* [SOURCE DOCUMENT]
◇ ◇ ◇ ◇ ◇

Additionally, retailers are expecting a higher demand for toys this year than compared to last year. “The demand is going to be there. What is not going to be there is the product to fill the demand,” says Isaac Larian, CEO of MGA Entertainment. 

To anticipate this high demand, many stores are offering several methods of fulfillment to buyers, such as buy online, pick-up in-store or curbside pickup, buy in-store and ship to your home, or buy online and ship from the store to your home.  

Parents can also do their part to make sure they can purchase that must-have toy for their child.  

“For shoppers, this means think about shopping early for the most important items on your holiday list (and) make sure you are aware of promotions from your favorite retailer,” comments Scott Rankin, KPMG’s national advisory and strategy leader for consumer and retail. 

“Where there may be a shortage at your local retailer, you have the option to shop online.” 

Oh, Christmas Tree — or No Christmas Tree? 

Decking the halls might also be a challenge this year. According to several reports, a Christmas tree shortage for both real and artificial trees is leaving many family homes with a bare living room and nothing to decorate.

◇ ◇ ◇ ◇ ◇

Rewrite the part of the holiday shopping passage that opens with the words "Additionally, retailers are" and closes with "for their child.", renaming "demand" to "interest" throughout.

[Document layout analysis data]
◇ ◇ ◇ ◇ ◇

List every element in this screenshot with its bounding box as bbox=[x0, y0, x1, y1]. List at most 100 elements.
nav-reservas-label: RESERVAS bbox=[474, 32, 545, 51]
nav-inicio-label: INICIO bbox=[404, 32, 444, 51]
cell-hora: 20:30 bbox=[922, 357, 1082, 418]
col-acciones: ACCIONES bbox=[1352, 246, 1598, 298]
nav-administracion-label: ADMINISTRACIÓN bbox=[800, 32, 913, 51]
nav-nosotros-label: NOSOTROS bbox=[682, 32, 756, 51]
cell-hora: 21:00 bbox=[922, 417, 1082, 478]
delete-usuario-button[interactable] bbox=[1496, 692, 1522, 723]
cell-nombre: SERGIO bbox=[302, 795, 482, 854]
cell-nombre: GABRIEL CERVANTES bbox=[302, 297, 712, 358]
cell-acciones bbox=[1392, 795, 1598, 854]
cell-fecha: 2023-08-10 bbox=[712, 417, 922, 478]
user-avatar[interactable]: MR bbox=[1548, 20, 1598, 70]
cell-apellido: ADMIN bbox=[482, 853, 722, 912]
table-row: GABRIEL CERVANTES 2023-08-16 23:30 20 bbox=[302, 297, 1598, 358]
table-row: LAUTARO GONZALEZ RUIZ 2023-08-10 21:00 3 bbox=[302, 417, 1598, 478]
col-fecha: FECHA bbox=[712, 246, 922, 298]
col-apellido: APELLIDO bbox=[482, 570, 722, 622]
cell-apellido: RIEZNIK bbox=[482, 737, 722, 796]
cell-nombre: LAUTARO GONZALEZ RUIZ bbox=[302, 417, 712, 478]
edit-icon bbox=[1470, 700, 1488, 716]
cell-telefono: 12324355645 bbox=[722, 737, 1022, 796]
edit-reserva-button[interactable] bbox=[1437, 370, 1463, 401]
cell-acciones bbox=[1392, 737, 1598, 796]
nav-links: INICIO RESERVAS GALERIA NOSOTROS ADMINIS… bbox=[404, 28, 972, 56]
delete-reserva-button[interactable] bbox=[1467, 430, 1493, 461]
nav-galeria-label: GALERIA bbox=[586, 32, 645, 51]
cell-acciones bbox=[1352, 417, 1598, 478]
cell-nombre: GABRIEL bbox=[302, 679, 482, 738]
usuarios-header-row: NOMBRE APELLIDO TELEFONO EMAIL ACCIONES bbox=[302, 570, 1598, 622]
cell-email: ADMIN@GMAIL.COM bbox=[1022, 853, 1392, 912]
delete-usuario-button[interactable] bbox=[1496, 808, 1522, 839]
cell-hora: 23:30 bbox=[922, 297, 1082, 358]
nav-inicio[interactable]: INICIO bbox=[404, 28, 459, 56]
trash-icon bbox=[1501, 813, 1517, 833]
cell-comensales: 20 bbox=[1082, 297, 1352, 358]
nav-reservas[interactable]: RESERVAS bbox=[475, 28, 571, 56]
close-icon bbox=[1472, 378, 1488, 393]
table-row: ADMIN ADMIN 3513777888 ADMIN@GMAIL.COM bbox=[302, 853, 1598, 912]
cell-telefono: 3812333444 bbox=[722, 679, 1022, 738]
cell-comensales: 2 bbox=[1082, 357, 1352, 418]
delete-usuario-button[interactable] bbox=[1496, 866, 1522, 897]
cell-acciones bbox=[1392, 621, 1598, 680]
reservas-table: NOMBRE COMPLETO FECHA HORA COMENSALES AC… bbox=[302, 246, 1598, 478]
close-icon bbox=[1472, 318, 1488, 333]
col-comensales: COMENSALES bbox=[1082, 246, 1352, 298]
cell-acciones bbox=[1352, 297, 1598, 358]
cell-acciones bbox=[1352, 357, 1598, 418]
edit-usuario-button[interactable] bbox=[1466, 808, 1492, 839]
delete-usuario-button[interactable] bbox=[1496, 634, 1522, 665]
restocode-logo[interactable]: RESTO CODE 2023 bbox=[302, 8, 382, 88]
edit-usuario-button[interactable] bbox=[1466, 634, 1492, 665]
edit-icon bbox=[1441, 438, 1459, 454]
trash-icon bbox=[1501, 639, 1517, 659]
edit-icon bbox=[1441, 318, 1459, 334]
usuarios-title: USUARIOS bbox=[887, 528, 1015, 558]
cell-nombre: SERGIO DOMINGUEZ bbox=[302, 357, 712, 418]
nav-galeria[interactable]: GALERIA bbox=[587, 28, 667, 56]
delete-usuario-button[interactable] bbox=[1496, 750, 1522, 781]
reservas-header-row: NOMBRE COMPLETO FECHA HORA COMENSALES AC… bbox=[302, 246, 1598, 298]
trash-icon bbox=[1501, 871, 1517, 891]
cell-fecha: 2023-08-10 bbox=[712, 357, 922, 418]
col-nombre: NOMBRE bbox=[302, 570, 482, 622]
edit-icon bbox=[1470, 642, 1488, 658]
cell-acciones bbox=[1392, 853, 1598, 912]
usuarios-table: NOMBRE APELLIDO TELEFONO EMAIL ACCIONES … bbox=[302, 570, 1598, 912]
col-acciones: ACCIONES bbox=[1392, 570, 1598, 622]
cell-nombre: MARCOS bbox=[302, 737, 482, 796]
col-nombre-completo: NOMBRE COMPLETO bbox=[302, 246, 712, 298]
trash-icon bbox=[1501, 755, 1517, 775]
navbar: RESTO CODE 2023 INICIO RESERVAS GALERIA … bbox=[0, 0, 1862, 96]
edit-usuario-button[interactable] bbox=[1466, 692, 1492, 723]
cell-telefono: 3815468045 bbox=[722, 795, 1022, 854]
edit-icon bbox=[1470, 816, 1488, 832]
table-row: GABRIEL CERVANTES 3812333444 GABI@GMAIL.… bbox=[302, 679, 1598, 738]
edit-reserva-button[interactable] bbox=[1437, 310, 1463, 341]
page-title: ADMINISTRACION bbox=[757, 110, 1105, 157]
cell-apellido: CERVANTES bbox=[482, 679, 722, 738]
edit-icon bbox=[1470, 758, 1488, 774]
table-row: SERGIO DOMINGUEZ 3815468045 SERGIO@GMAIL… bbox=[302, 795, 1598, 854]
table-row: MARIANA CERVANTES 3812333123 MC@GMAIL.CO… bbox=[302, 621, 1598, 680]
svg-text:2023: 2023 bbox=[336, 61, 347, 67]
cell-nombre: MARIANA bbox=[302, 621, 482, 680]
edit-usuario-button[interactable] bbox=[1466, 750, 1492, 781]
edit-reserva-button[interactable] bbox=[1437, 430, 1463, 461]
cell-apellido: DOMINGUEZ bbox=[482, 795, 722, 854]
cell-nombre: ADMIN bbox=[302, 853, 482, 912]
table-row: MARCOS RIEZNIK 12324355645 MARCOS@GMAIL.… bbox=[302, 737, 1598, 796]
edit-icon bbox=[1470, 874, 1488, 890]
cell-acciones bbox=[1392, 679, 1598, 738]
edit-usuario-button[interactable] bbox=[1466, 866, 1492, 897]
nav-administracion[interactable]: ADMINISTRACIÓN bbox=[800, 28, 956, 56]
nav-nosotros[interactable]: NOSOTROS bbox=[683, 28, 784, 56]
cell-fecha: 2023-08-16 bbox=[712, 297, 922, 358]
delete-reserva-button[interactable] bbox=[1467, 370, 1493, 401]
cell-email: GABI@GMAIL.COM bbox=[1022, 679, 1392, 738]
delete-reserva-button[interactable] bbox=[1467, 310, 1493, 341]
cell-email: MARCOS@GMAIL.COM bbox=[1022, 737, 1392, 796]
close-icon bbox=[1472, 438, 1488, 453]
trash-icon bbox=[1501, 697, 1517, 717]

◇ ◇ ◇ ◇ ◇

* [RESPONSE TO THE EXERCISE]
Additionally, retailers are expecting a higher interest for toys this year than compared to last year. “The interest is going to be there. What is not going to be there is the product to fill the interest,” says Isaac Larian, CEO of MGA Entertainment. 

To anticipate this high interest, many stores are offering several methods of fulfillment to buyers, such as buy online, pick-up in-store or curbside pickup, buy in-store and ship to your home, or buy online and ship from the store to your home.  

Parents can also do their part to make sure they can purchase that must-have toy for their child.